▸ **Prompt**
Restate the entries below word for word, omitting nothing.

▸ **The records**
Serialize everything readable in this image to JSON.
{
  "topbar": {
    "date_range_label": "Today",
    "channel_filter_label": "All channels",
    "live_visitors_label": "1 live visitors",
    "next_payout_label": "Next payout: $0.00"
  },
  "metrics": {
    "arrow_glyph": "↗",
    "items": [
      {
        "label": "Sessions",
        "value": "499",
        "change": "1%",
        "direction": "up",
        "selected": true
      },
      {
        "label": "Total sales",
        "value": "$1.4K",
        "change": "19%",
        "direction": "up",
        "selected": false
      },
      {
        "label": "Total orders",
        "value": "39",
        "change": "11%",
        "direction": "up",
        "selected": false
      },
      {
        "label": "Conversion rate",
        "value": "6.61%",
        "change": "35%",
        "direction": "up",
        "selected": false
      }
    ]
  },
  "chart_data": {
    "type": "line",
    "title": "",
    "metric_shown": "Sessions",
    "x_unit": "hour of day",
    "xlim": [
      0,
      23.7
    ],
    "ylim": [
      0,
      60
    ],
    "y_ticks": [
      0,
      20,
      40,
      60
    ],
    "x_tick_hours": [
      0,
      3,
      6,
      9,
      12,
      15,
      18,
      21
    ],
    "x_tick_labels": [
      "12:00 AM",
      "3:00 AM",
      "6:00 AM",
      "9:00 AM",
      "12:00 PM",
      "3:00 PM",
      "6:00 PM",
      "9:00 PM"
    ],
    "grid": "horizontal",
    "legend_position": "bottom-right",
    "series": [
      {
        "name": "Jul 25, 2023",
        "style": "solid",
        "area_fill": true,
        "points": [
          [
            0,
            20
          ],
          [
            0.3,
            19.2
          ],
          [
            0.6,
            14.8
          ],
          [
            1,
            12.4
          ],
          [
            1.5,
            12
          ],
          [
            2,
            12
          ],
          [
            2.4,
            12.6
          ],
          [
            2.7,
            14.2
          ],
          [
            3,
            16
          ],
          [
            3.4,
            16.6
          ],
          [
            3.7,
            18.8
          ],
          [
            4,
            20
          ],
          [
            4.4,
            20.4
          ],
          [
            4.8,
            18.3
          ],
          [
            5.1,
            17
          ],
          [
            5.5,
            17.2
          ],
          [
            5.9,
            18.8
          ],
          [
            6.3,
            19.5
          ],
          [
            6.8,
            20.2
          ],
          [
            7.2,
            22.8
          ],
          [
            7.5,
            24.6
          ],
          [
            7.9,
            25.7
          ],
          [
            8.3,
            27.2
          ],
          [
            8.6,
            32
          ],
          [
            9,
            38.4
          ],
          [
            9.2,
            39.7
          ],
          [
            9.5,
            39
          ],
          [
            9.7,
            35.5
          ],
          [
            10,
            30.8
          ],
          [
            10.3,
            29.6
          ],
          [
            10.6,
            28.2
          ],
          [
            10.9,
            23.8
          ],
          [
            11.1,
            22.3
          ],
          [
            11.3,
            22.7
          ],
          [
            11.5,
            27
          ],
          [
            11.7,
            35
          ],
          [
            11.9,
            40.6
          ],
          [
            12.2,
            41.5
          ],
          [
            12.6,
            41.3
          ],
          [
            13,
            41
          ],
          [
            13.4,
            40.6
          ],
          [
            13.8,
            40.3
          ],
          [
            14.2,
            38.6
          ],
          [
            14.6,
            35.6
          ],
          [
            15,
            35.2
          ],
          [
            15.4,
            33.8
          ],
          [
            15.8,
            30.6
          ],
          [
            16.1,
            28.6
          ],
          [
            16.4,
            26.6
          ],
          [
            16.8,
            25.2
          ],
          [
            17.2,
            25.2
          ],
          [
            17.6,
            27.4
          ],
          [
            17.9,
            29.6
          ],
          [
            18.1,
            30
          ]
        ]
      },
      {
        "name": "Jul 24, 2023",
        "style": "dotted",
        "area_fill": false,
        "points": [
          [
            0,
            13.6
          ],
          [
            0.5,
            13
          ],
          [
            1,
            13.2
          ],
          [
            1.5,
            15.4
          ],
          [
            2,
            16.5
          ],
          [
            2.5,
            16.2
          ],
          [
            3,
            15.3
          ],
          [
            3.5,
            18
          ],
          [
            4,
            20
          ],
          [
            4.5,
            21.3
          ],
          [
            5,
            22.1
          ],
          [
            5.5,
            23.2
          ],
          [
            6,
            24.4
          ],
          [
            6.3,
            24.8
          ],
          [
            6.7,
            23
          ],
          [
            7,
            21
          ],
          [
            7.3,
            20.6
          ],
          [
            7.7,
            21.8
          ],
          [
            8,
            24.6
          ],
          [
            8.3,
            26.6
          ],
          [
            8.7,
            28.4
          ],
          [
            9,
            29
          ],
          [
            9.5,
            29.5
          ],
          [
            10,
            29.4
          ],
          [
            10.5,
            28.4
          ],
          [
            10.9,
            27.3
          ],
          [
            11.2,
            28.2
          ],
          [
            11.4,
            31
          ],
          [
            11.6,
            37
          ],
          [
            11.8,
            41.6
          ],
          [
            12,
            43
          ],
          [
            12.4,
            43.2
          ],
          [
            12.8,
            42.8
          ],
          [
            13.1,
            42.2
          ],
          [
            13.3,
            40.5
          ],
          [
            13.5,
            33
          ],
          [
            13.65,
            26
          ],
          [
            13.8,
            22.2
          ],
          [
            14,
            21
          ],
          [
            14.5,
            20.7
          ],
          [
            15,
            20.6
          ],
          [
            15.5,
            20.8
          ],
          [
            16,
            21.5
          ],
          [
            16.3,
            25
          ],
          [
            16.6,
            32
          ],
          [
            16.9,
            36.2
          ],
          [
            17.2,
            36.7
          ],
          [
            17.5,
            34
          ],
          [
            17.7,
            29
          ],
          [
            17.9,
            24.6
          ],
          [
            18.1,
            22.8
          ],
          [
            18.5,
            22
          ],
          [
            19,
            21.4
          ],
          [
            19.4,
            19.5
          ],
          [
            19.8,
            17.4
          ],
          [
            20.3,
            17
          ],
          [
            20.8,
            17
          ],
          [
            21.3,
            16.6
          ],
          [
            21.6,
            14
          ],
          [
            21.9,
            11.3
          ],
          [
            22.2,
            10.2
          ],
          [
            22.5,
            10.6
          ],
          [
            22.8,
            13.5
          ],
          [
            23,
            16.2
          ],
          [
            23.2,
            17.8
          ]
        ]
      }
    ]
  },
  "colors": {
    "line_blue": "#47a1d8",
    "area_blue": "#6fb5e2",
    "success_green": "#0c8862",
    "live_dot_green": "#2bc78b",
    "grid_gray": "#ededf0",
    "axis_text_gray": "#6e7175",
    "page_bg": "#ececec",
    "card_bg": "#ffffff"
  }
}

▸ **Solved problem**
Serialize everything readable in this image to JSON.
{
  "topbar": {
    "date_range_label": "Today",
    "channel_filter_label": "All channels",
    "live_visitors_label": "1 live visitors",
    "next_payout_label": "Next payout: $0.00"
  },
  "metrics": {
    "arrow_glyph": "↗",
    "items": [
      {
        "label": "Sessions",
        "value": "499",
        "change": "1%",
        "direction": "up",
        "selected": true
      },
      {
        "label": "Total sales",
        "value": "$1.4K",
        "change": "19%",
        "direction": "up",
        "selected": false
      },
      {
        "label": "Total orders",
        "value": "39",
        "change": "11%",
        "direction": "up",
        "selected": false
      },
      {
        "label": "Conversion rate",
        "value": "6.61%",
        "change": "35%",
        "direction": "up",
        "selected": false
      }
    ]
  },
  "chart_data": {
    "type": "line",
    "title": "",
    "metric_shown": "Sessions",
    "x_unit": "hour of day",
    "xlim": [
      0,
      23.7
    ],
    "ylim": [
      0,
      60
    ],
    "y_ticks": [
      0,
      20,
      40,
      60
    ],
    "x_tick_hours": [
      0,
      3,
      6,
      9,
      12,
      15,
      18,
      21
    ],
    "x_tick_labels": [
      "12:00 AM",
      "3:00 AM",
      "6:00 AM",
      "9:00 AM",
      "12:00 PM",
      "3:00 PM",
      "6:00 PM",
      "9:00 PM"
    ],
    "grid": "horizontal",
    "legend_position": "bottom-right",
    "series": [
      {
        "name": "Jul 25, 2023",
        "style": "solid",
        "area_fill": true,
        "points": [
          [
            0,
            20
          ],
          [
            0.3,
            19.2
          ],
          [
            0.6,
            14.8
          ],
          [
            1,
            12.4
          ],
          [
            1.5,
            12
          ],
          [
            2,
            12
          ],
          [
            2.4,
            12.6
          ],
          [
            2.7,
            14.2
          ],
          [
            3,
            16
          ],
          [
            3.4,
            16.6
          ],
          [
            3.7,
            18.8
          ],
          [
            4,
            20
          ],
          [
            4.4,
            20.4
          ],
          [
            4.8,
            18.3
          ],
          [
            5.1,
            17
          ],
          [
            5.5,
            17.2
          ],
          [
            5.9,
            18.8
          ],
          [
            6.3,
            19.5
          ],
          [
            6.8,
            20.2
          ],
          [
            7.2,
            22.8
          ],
          [
            7.5,
            24.6
          ],
          [
            7.9,
            25.7
          ],
          [
            8.3,
            27.2
          ],
          [
            8.6,
            32
          ],
          [
            9,
            38.4
          ],
          [
            9.2,
            39.7
          ],
          [
            9.5,
            39
          ],
          [
            9.7,
            35.5
          ],
          [
            10,
            30.8
          ],
          [
            10.3,
            29.6
          ],
          [
            10.6,
            28.2
          ],
          [
            10.9,
            23.8
          ],
          [
            11.1,
            22.3
          ],
          [
            11.3,
            22.7
          ],
          [
            11.5,
            27
          ],
          [
            11.7,
            35
          ],
          [
            11.9,
            40.6
          ],
          [
            12.2,
            41.5
          ],
          [
            12.6,
            41.3
          ],
          [
            13,
            41
          ],
          [
            13.4,
            40.6
          ],
          [
            13.8,
            40.3
          ],
          [
            14.2,
            38.6
          ],
          [
            14.6,
            35.6
          ],
          [
            15,
            35.2
          ],
          [
            15.4,
            33.8
          ],
          [
            15.8,
            30.6
          ],
          [
            16.1,
            28.6
          ],
          [
            16.4,
            26.6
          ],
          [
            16.8,
            25.2
          ],
          [
            17.2,
            25.2
          ],
          [
            17.6,
            27.4
          ],
          [
            17.9,
            29.6
          ],
          [
            18.1,
            30
          ]
        ]
      },
      {
        "name": "Jul 24, 2023",
        "style": "dotted",
        "area_fill": false,
        "points": [
          [
            0,
            13.6
          ],
          [
            0.5,
            13
          ],
          [
            1,
            13.2
          ],
          [
            1.5,
            15.4
          ],
          [
            2,
            16.5
          ],
          [
            2.5,
            16.2
          ],
          [
            3,
            15.3
          ],
          [
            3.5,
            18
          ],
          [
            4,
            20
          ],
          [
            4.5,
            21.3
          ],
          [
            5,
            22.1
          ],
          [
            5.5,
            23.2
          ],
          [
            6,
            24.4
          ],
          [
            6.3,
            24.8
          ],
          [
            6.7,
            23
          ],
          [
            7,
            21
          ],
          [
            7.3,
            20.6
          ],
          [
            7.7,
            21.8
          ],
          [
            8,
            24.6
          ],
          [
            8.3,
            26.6
          ],
          [
            8.7,
            28.4
          ],
          [
            9,
            29
          ],
          [
            9.5,
            29.5
          ],
          [
            10,
            29.4
          ],
          [
            10.5,
            28.4
          ],
          [
            10.9,
            27.3
          ],
          [
            11.2,
            28.2
          ],
          [
            11.4,
            31
          ],
          [
            11.6,
            37
          ],
          [
            11.8,
            41.6
          ],
          [
            12,
            43
          ],
          [
            12.4,
            43.2
          ],
          [
            12.8,
            42.8
          ],
          [
            13.1,
            42.2
          ],
          [
            13.3,
            40.5
          ],
          [
            13.5,
            33
          ],
          [
            13.65,
            26
          ],
          [
            13.8,
            22.2
          ],
          [
            14,
            21
          ],
          [
            14.5,
            20.7
          ],
          [
            15,
            20.6
          ],
          [
            15.5,
            20.8
          ],
          [
            16,
            21.5
          ],
          [
            16.3,
            25
          ],
          [
            16.6,
            32
          ],
          [
            16.9,
            36.2
          ],
          [
            17.2,
            36.7
          ],
          [
            17.5,
            34
          ],
          [
            17.7,
            29
          ],
          [
            17.9,
            24.6
          ],
          [
            18.1,
            22.8
          ],
          [
            18.5,
            22
          ],
          [
            19,
            21.4
          ],
          [
            19.4,
            19.5
          ],
          [
            19.8,
            17.4
          ],
          [
            20.3,
            17
          ],
          [
            20.8,
            17
          ],
          [
            21.3,
            16.6
          ],
          [
            21.6,
            14
          ],
          [
            21.9,
            11.3
          ],
          [
            22.2,
            10.2
          ],
          [
            22.5,
            10.6
          ],
          [
            22.8,
            13.5
          ],
          [
            23,
            16.2
          ],
          [
            23.2,
            17.8
          ]
        ]
      }
    ]
  },
  "colors": {
    "line_blue": "#47a1d8",
    "area_blue": "#6fb5e2",
    "success_green": "#0c8862",
    "live_dot_green": "#2bc78b",
    "grid_gray": "#ededf0",
    "axis_text_gray": "#6e7175",
    "page_bg": "#ececec",
    "card_bg": "#ffffff"
  }
}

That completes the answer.